(Data entries)
━━━━
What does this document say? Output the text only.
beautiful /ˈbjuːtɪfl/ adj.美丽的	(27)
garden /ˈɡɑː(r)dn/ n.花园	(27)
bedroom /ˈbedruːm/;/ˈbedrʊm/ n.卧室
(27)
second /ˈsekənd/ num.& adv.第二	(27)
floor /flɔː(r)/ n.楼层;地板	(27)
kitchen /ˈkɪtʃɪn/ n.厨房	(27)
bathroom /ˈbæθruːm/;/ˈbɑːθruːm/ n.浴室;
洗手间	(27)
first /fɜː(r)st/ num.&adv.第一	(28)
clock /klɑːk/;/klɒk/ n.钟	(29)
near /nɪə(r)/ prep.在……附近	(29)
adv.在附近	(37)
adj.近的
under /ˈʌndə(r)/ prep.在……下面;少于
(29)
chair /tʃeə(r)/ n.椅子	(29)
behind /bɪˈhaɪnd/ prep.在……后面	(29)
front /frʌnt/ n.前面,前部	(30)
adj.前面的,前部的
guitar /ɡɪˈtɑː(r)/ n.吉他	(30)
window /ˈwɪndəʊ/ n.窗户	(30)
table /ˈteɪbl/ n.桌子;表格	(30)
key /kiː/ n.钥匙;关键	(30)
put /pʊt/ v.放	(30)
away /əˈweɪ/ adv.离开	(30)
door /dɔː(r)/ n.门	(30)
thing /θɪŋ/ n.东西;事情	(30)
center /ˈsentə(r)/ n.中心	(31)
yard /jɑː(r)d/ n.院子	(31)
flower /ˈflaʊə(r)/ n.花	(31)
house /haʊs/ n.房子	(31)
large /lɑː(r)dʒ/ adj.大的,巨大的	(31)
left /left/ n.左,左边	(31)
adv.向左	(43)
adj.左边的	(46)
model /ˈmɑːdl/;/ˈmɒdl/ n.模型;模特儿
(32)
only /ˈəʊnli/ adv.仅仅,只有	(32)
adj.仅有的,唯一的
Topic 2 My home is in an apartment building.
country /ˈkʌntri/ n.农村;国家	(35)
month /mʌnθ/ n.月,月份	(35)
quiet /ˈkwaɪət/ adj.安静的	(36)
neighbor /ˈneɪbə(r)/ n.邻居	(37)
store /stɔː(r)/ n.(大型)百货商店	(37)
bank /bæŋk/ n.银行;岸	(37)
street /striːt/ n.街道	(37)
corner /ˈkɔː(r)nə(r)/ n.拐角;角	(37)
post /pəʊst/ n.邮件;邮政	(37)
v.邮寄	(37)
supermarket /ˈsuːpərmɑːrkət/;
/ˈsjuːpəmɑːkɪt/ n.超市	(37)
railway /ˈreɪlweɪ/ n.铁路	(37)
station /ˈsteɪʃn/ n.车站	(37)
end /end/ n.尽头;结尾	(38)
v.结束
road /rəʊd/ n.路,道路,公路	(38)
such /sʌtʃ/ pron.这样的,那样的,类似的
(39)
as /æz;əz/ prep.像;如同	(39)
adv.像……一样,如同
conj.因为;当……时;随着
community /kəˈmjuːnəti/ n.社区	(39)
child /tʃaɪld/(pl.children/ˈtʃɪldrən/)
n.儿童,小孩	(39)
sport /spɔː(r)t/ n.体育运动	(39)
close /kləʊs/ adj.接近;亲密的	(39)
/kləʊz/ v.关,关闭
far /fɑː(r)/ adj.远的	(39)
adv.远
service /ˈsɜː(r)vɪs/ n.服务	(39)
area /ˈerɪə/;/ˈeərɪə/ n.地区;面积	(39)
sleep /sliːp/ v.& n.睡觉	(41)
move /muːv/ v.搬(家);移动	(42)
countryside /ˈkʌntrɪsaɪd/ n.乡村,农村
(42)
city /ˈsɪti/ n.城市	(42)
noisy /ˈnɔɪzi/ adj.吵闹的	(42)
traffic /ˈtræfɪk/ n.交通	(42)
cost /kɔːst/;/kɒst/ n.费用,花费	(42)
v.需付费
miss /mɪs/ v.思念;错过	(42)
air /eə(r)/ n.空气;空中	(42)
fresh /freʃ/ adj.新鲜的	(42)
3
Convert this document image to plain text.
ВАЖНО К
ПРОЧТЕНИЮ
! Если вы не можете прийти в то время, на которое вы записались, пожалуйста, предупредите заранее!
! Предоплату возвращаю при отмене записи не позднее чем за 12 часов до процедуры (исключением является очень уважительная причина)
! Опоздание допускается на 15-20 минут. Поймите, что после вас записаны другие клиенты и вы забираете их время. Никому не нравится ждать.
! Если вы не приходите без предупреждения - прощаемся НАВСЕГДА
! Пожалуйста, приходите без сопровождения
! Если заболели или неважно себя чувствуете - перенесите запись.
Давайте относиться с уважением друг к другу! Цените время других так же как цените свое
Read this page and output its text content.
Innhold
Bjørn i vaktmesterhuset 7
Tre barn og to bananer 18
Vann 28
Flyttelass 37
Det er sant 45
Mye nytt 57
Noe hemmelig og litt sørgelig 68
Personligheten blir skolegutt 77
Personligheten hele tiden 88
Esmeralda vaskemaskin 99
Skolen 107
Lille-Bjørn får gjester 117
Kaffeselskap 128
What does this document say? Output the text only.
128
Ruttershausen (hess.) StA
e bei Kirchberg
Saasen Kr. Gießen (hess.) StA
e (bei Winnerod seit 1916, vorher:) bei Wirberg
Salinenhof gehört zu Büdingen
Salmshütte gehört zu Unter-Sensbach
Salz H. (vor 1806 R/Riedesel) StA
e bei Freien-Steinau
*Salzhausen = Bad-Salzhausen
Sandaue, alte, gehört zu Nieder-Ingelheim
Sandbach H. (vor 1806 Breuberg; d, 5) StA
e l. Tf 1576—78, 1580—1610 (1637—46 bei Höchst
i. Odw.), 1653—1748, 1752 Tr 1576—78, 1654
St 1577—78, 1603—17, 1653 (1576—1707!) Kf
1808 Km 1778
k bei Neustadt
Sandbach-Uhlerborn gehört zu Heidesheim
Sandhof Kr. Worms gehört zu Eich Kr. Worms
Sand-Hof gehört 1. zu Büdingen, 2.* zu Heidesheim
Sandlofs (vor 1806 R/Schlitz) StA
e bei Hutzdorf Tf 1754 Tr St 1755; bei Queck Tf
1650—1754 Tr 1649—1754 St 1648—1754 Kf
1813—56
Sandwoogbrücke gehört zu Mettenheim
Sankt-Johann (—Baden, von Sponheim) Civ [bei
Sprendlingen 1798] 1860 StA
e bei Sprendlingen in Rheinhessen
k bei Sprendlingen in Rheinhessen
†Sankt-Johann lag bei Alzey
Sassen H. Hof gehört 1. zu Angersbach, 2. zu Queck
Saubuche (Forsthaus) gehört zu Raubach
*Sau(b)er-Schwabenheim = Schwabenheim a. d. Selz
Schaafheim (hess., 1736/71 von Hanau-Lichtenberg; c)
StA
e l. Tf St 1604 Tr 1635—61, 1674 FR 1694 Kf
━━━━
Only lines holding the string "prep" are wanted; gather each one from the entries above.

SOLUTION TO THE EXERCISE:
near /nɪə(r)/ prep.在……附近	(29)
under /ˈʌndə(r)/ prep.在……下面;少于
behind /bɪˈhaɪnd/ prep.在……后面	(29)
as /æz;əz/ prep.像;如同	(39)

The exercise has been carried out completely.